● **EXERCISE PROMPT**
Copy all lines below containing "JSON".

(Data entries for graphics)
"""

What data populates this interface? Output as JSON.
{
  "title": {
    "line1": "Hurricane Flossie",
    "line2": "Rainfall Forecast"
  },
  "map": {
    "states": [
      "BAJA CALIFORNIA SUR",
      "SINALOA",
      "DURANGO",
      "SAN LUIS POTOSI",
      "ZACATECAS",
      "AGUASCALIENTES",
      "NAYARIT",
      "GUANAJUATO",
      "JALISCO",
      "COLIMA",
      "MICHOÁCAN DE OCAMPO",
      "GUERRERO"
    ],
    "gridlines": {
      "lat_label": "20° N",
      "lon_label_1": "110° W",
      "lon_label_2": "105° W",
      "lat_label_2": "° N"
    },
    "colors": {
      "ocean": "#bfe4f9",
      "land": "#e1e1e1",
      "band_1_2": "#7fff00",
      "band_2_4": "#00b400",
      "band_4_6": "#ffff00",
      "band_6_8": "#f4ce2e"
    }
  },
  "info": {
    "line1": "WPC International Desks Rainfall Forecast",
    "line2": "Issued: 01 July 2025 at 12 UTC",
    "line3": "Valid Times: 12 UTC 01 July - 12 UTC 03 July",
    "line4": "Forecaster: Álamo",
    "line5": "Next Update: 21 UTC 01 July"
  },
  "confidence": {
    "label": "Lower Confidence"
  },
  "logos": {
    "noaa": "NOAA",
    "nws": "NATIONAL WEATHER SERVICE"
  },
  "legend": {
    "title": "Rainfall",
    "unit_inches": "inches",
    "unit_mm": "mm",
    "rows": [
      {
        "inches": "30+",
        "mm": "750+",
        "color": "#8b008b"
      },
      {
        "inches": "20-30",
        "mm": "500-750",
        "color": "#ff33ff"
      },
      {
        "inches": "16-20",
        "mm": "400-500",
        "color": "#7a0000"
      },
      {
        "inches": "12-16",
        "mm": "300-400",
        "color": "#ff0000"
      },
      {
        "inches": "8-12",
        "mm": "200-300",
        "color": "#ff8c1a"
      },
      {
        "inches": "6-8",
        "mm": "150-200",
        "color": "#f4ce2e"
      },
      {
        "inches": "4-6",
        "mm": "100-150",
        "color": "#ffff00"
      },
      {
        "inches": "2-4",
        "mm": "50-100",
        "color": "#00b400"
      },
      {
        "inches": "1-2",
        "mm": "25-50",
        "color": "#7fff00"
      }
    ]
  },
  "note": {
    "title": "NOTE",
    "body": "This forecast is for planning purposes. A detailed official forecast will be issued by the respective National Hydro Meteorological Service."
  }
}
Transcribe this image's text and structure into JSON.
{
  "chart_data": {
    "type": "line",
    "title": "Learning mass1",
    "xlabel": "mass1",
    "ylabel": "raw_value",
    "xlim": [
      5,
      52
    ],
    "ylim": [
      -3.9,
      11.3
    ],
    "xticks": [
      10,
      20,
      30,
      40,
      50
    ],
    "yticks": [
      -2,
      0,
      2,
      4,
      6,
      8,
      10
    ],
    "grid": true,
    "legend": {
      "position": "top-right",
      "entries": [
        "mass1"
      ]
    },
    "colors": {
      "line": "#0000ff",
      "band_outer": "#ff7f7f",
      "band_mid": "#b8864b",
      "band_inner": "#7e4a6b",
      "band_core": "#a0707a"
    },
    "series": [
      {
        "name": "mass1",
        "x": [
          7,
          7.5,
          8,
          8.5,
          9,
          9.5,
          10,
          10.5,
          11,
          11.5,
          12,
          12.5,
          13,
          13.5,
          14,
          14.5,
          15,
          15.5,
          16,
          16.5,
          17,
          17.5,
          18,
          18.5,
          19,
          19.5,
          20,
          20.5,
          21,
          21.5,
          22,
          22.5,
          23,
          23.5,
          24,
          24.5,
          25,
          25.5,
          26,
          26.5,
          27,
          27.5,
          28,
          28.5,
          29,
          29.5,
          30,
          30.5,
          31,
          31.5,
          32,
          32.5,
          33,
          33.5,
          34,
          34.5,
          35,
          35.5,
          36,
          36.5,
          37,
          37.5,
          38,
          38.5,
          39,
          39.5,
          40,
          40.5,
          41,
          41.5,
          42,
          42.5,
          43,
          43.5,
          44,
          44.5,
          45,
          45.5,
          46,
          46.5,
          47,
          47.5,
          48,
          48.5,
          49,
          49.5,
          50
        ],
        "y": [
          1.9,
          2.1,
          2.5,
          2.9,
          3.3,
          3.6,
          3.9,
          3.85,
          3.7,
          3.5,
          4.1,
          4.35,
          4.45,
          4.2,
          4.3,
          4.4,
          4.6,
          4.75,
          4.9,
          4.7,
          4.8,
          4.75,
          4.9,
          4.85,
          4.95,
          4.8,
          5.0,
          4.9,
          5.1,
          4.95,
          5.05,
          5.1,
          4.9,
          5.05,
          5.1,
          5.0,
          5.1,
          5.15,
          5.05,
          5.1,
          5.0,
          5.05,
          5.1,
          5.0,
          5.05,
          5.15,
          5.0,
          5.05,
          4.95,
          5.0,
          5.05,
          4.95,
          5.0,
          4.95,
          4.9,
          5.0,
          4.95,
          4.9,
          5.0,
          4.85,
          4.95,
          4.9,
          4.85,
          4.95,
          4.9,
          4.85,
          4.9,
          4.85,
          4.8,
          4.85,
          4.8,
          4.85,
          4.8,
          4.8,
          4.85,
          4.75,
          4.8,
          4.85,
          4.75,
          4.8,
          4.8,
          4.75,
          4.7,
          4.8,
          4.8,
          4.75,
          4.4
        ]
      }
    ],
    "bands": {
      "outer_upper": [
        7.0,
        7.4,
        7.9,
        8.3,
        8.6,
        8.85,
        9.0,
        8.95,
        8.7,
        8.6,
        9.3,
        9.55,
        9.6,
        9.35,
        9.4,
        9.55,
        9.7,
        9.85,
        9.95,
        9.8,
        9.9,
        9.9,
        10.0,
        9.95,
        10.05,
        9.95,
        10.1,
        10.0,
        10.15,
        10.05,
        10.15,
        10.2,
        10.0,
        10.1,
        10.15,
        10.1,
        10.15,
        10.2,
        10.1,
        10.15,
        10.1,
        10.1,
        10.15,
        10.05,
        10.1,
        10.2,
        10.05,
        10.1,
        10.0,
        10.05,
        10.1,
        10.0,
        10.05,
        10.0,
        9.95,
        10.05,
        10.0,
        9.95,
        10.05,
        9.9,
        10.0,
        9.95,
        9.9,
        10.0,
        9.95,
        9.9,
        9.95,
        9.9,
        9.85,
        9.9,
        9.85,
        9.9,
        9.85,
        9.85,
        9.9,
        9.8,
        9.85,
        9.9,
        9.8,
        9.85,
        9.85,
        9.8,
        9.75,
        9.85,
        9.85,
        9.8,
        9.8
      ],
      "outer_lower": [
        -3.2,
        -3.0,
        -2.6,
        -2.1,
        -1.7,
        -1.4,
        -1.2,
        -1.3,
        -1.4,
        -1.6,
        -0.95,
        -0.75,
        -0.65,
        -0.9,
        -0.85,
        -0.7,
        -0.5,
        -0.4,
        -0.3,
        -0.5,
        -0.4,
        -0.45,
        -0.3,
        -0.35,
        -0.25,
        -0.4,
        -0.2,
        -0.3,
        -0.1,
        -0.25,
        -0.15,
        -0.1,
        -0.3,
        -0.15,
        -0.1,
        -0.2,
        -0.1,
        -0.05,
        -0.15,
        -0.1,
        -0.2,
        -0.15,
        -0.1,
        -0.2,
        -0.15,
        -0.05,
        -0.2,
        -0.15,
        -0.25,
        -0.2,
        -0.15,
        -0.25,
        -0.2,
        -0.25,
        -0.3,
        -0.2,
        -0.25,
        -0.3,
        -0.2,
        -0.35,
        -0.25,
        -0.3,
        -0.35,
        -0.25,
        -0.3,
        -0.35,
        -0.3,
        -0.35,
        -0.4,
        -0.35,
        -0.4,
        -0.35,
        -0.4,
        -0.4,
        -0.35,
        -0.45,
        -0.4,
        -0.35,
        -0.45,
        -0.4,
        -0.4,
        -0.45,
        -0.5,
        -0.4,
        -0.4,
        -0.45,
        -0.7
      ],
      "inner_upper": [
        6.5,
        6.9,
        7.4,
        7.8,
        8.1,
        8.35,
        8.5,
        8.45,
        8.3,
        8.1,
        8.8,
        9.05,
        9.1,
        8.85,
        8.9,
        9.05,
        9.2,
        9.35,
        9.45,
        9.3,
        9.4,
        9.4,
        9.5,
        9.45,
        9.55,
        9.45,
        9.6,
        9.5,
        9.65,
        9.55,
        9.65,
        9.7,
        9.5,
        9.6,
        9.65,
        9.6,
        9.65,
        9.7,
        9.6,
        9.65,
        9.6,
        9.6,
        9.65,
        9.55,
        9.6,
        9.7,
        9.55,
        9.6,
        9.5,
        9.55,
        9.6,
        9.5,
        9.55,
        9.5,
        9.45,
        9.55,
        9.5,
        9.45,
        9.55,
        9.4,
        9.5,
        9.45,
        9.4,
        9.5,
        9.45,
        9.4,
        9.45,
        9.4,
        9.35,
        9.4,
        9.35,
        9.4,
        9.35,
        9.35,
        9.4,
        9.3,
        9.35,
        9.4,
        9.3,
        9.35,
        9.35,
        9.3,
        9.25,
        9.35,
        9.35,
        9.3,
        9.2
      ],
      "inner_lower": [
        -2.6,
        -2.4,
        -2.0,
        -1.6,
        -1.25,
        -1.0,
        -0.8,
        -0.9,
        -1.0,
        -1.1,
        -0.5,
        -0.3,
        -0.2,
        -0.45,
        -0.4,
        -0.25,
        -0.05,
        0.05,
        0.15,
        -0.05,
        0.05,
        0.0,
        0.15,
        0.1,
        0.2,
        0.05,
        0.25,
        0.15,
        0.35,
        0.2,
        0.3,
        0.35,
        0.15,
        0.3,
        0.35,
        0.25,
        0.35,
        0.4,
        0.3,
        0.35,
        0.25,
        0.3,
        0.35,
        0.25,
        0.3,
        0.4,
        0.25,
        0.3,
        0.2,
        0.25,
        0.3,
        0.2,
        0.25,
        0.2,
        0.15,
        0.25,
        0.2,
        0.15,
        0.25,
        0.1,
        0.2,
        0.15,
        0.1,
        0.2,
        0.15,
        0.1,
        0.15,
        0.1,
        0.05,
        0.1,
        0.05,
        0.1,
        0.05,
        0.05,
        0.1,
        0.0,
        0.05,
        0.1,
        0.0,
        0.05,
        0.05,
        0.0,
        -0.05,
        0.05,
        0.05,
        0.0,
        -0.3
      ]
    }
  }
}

"""

● **REPLY**
What data populates this interface? Output as JSON.
Transcribe this image's text and structure into JSON.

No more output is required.